Scan the listing below and copy every line holding "title".

### [Information provided]
══════════════════════════════
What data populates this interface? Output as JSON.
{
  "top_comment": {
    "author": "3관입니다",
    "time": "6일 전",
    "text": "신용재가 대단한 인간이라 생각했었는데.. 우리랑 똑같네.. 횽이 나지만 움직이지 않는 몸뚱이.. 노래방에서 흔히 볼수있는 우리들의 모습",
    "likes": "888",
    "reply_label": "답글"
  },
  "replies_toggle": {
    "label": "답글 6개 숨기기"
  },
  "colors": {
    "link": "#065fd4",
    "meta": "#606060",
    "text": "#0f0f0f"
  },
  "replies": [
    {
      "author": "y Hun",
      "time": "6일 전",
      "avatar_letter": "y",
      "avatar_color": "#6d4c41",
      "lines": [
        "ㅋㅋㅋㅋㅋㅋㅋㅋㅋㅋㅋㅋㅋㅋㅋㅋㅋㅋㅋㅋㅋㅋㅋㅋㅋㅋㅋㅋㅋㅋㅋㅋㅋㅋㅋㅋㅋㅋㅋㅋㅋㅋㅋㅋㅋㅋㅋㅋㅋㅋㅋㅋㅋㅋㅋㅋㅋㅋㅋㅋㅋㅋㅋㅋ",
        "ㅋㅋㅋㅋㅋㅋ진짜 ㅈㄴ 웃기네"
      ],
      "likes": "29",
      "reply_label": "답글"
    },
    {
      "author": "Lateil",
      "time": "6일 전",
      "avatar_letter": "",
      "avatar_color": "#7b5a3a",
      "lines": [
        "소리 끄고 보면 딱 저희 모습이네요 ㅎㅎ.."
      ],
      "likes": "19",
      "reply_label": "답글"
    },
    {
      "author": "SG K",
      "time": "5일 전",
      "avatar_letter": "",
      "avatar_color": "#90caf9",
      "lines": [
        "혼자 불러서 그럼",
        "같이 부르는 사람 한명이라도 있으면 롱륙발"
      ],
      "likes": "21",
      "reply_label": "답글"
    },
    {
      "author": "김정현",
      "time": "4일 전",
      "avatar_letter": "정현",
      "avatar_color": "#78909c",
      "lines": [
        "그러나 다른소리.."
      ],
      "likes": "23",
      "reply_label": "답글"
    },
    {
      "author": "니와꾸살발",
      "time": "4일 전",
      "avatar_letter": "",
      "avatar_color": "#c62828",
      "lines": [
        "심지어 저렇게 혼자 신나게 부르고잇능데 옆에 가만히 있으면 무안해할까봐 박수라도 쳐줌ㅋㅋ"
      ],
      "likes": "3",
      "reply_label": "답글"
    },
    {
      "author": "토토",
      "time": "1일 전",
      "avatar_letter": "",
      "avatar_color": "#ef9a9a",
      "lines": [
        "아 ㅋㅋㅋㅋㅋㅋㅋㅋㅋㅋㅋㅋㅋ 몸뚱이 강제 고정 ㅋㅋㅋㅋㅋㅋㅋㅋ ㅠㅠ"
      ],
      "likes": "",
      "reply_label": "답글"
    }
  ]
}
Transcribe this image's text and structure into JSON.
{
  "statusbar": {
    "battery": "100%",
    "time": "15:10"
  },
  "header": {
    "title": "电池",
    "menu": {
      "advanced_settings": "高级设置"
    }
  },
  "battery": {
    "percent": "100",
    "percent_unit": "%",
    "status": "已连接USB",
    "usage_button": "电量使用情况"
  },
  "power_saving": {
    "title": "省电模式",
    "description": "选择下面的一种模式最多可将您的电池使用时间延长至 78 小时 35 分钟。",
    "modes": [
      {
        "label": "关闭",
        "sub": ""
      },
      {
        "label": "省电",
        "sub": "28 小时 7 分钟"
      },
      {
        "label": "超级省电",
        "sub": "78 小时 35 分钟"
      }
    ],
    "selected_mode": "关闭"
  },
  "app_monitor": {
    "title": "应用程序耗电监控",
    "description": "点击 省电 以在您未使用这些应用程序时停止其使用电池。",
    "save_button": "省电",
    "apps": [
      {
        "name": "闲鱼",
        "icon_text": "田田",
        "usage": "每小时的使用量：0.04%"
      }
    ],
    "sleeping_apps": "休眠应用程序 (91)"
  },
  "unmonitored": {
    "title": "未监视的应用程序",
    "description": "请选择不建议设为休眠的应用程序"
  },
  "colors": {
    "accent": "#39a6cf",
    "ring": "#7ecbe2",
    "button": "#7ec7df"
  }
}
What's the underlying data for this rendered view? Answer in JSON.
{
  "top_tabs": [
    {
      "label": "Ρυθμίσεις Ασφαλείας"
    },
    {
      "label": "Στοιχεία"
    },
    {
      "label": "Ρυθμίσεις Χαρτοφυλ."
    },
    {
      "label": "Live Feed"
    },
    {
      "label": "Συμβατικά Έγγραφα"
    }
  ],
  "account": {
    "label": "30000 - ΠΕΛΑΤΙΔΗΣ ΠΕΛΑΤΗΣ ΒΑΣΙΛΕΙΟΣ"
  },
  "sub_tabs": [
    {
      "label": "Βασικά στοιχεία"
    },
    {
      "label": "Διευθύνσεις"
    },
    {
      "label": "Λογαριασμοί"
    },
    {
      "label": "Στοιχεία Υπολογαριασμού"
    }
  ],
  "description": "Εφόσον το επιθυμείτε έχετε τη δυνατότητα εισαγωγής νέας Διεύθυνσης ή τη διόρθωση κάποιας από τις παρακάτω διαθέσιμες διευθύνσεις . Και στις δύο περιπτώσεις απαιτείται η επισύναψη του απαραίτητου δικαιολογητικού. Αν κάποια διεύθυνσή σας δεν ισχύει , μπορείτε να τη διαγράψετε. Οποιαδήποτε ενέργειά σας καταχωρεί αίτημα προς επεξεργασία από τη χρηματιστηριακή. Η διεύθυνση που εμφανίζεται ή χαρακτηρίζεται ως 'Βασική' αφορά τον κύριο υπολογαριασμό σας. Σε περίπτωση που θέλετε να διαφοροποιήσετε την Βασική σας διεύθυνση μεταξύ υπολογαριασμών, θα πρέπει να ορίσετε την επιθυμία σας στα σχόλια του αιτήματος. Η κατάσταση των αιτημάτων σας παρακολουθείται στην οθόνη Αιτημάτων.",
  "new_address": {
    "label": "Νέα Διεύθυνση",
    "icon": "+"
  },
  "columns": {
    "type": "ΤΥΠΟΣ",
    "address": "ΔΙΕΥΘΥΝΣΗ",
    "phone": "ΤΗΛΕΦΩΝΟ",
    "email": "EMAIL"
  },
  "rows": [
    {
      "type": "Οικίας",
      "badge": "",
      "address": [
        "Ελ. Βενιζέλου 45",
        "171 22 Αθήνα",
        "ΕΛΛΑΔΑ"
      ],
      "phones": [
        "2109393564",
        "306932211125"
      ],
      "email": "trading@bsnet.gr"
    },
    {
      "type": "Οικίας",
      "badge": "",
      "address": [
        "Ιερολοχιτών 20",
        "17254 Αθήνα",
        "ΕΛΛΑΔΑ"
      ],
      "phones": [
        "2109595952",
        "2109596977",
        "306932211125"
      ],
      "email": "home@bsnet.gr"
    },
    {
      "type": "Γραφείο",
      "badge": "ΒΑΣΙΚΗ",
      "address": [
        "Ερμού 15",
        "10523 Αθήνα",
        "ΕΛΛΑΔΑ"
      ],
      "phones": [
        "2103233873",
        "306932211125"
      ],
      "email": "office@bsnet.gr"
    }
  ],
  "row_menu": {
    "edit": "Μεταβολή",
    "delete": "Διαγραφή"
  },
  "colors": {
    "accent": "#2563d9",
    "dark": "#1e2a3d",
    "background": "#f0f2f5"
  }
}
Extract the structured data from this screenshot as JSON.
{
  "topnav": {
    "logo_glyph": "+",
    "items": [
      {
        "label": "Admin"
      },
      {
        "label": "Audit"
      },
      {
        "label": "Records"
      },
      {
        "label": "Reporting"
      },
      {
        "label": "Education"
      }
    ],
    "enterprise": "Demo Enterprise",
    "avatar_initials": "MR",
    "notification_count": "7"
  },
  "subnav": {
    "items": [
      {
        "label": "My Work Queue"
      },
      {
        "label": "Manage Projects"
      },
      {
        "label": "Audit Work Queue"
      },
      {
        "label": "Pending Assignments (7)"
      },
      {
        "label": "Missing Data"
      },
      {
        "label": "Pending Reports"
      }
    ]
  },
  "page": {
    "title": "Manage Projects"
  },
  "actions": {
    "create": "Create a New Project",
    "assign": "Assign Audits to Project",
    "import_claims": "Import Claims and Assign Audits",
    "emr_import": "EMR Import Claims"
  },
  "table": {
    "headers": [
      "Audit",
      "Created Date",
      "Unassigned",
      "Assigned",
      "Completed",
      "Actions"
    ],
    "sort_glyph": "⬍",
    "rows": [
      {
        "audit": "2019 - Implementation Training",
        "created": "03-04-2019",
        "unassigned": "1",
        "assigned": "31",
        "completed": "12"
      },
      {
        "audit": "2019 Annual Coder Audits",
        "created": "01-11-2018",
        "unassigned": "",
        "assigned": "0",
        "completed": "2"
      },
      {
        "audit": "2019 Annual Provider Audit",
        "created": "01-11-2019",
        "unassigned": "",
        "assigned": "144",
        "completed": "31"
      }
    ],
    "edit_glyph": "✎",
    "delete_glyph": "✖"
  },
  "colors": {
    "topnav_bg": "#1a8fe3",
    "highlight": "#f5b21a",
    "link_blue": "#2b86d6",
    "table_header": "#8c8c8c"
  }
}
══════════════════════════════
### [Reply to the exercise]
    "title": "电池",
    "title": "省电模式",
    "title": "应用程序耗电监控",
    "title": "未监视的应用程序",
    "title": "Manage Projects"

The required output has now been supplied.